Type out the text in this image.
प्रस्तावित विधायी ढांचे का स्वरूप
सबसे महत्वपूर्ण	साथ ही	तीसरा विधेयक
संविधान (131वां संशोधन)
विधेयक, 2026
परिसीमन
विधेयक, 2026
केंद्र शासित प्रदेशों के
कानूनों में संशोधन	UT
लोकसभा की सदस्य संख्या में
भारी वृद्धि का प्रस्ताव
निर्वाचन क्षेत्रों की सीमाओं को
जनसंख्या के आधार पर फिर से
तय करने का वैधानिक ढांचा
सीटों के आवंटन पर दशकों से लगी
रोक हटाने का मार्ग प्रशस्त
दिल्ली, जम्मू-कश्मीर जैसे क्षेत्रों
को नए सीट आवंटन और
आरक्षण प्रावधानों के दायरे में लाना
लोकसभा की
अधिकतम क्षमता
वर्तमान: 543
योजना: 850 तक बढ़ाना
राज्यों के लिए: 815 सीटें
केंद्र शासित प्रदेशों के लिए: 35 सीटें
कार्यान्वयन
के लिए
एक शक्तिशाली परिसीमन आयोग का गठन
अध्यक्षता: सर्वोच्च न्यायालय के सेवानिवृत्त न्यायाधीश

####################

Direction> Your task is to repeat the data exactly; please include every line.

Solution to the exercise>
Type out the text in this image.
प्रस्तावित विधायी ढांचे का स्वरूप
सबसे महत्वपूर्ण	साथ ही	तीसरा विधेयक
संविधान (131वां संशोधन)
विधेयक, 2026
परिसीमन
विधेयक, 2026
केंद्र शासित प्रदेशों के
कानूनों में संशोधन	UT
लोकसभा की सदस्य संख्या में
भारी वृद्धि का प्रस्ताव
निर्वाचन क्षेत्रों की सीमाओं को
जनसंख्या के आधार पर फिर से
तय करने का वैधानिक ढांचा
सीटों के आवंटन पर दशकों से लगी
रोक हटाने का मार्ग प्रशस्त
दिल्ली, जम्मू-कश्मीर जैसे क्षेत्रों
को नए सीट आवंटन और
आरक्षण प्रावधानों के दायरे में लाना
लोकसभा की
अधिकतम क्षमता
वर्तमान: 543
योजना: 850 तक बढ़ाना
राज्यों के लिए: 815 सीटें
केंद्र शासित प्रदेशों के लिए: 35 सीटें
कार्यान्वयन
के लिए
एक शक्तिशाली परिसीमन आयोग का गठन
अध्यक्षता: सर्वोच्च न्यायालय के सेवानिवृत्त न्यायाधीश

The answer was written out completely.